| Do this |
Pictures don't belong in the copy; print all the records exactly.

Data records
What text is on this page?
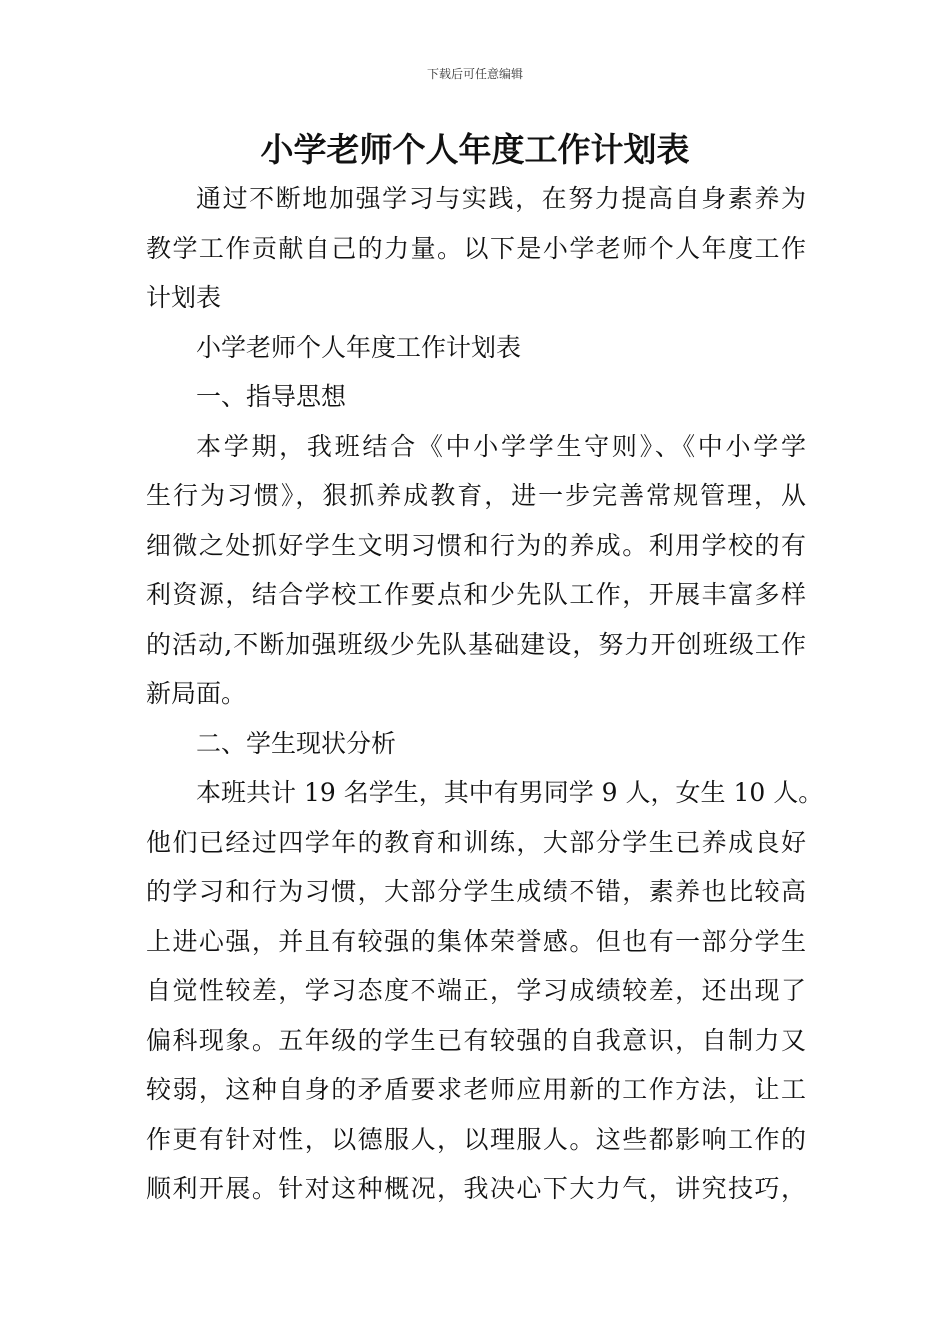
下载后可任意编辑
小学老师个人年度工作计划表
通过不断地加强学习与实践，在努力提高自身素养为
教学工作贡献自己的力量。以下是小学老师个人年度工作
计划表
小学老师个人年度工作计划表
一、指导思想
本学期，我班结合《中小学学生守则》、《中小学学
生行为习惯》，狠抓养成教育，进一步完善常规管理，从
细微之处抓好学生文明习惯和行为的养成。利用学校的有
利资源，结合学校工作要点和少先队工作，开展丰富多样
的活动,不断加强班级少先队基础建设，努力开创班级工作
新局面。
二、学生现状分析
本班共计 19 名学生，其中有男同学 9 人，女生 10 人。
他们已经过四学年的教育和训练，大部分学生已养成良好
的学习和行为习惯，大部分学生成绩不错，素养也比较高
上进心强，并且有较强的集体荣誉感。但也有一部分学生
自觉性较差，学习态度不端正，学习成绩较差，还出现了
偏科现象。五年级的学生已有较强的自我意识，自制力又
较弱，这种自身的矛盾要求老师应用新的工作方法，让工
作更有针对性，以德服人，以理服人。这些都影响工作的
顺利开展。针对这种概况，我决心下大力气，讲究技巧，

| Worked solution |
What text is on this page?
下载后可任意编辑
小学老师个人年度工作计划表
通过不断地加强学习与实践，在努力提高自身素养为
教学工作贡献自己的力量。以下是小学老师个人年度工作
计划表
小学老师个人年度工作计划表
一、指导思想
本学期，我班结合《中小学学生守则》、《中小学学
生行为习惯》，狠抓养成教育，进一步完善常规管理，从
细微之处抓好学生文明习惯和行为的养成。利用学校的有
利资源，结合学校工作要点和少先队工作，开展丰富多样
的活动,不断加强班级少先队基础建设，努力开创班级工作
新局面。
二、学生现状分析
本班共计 19 名学生，其中有男同学 9 人，女生 10 人。
他们已经过四学年的教育和训练，大部分学生已养成良好
的学习和行为习惯，大部分学生成绩不错，素养也比较高
上进心强，并且有较强的集体荣誉感。但也有一部分学生
自觉性较差，学习态度不端正，学习成绩较差，还出现了
偏科现象。五年级的学生已有较强的自我意识，自制力又
较弱，这种自身的矛盾要求老师应用新的工作方法，让工
作更有针对性，以德服人，以理服人。这些都影响工作的
顺利开展。针对这种概况，我决心下大力气，讲究技巧，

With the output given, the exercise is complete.